> [What is expected]:
Images do not belong in the copy. Retype the entries exactly.

Document page data

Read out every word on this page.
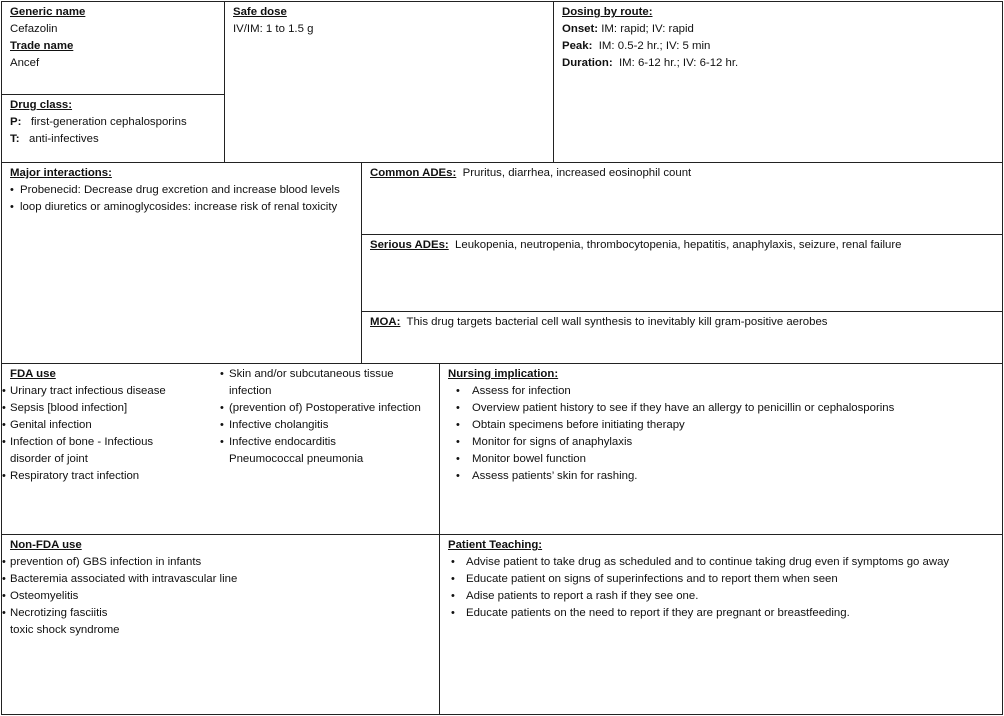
Generic name
Cefazolin
Trade name
Ancef
Drug class:
P: first-generation cephalosporins
T: anti-infectives
Safe dose
IV/IM: 1 to 1.5 g
Dosing by route:
Onset: IM: rapid; IV: rapid
Peak: IM: 0.5-2 hr.; IV: 5 min
Duration: IM: 6-12 hr.; IV: 6-12 hr.
Major interactions:
• Probenecid: Decrease drug excretion and increase blood levels
• loop diuretics or aminoglycosides: increase risk of renal toxicity
Common ADEs: Pruritus, diarrhea, increased eosinophil count
Serious ADEs: Leukopenia, neutropenia, thrombocytopenia, hepatitis, anaphylaxis, seizure, renal failure
MOA: This drug targets bacterial cell wall synthesis to inevitably kill gram-positive aerobes
FDA use
• Urinary tract infectious disease
• Sepsis [blood infection]
• Genital infection
• Infection of bone - Infectious disorder of joint
• Respiratory tract infection
• Skin and/or subcutaneous tissue infection
• (prevention of) Postoperative infection
• Infective cholangitis
• Infective endocarditis
Pneumococcal pneumonia
Nursing implication:
• Assess for infection
• Overview patient history to see if they have an allergy to penicillin or cephalosporins
• Obtain specimens before initiating therapy
• Monitor for signs of anaphylaxis
• Monitor bowel function
• Assess patients’ skin for rashing.
Non-FDA use
• prevention of) GBS infection in infants
• Bacteremia associated with intravascular line
• Osteomyelitis
• Necrotizing fasciitis
toxic shock syndrome
Patient Teaching:
• Advise patient to take drug as scheduled and to continue taking drug even if symptoms go away
• Educate patient on signs of superinfections and to report them when seen
• Adise patients to report a rash if they see one.
• Educate patients on the need to report if they are pregnant or breastfeeding.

> [Solution for this task]:
Read out every word on this page.
Generic name
Cefazolin
Trade name
Ancef
Drug class:
P: first-generation cephalosporins
T: anti-infectives
Safe dose
IV/IM: 1 to 1.5 g
Dosing by route:
Onset: IM: rapid; IV: rapid
Peak: IM: 0.5-2 hr.; IV: 5 min
Duration: IM: 6-12 hr.; IV: 6-12 hr.
Major interactions:
• Probenecid: Decrease drug excretion and increase blood levels
• loop diuretics or aminoglycosides: increase risk of renal toxicity
Common ADEs: Pruritus, diarrhea, increased eosinophil count
Serious ADEs: Leukopenia, neutropenia, thrombocytopenia, hepatitis, anaphylaxis, seizure, renal failure
MOA: This drug targets bacterial cell wall synthesis to inevitably kill gram-positive aerobes
FDA use
• Urinary tract infectious disease
• Sepsis [blood infection]
• Genital infection
• Infection of bone - Infectious disorder of joint
• Respiratory tract infection
• Skin and/or subcutaneous tissue infection
• (prevention of) Postoperative infection
• Infective cholangitis
• Infective endocarditis
Pneumococcal pneumonia
Nursing implication:
• Assess for infection
• Overview patient history to see if they have an allergy to penicillin or cephalosporins
• Obtain specimens before initiating therapy
• Monitor for signs of anaphylaxis
• Monitor bowel function
• Assess patients’ skin for rashing.
Non-FDA use
• prevention of) GBS infection in infants
• Bacteremia associated with intravascular line
• Osteomyelitis
• Necrotizing fasciitis
toxic shock syndrome
Patient Teaching:
• Advise patient to take drug as scheduled and to continue taking drug even if symptoms go away
• Educate patient on signs of superinfections and to report them when seen
• Adise patients to report a rash if they see one.
• Educate patients on the need to report if they are pregnant or breastfeeding.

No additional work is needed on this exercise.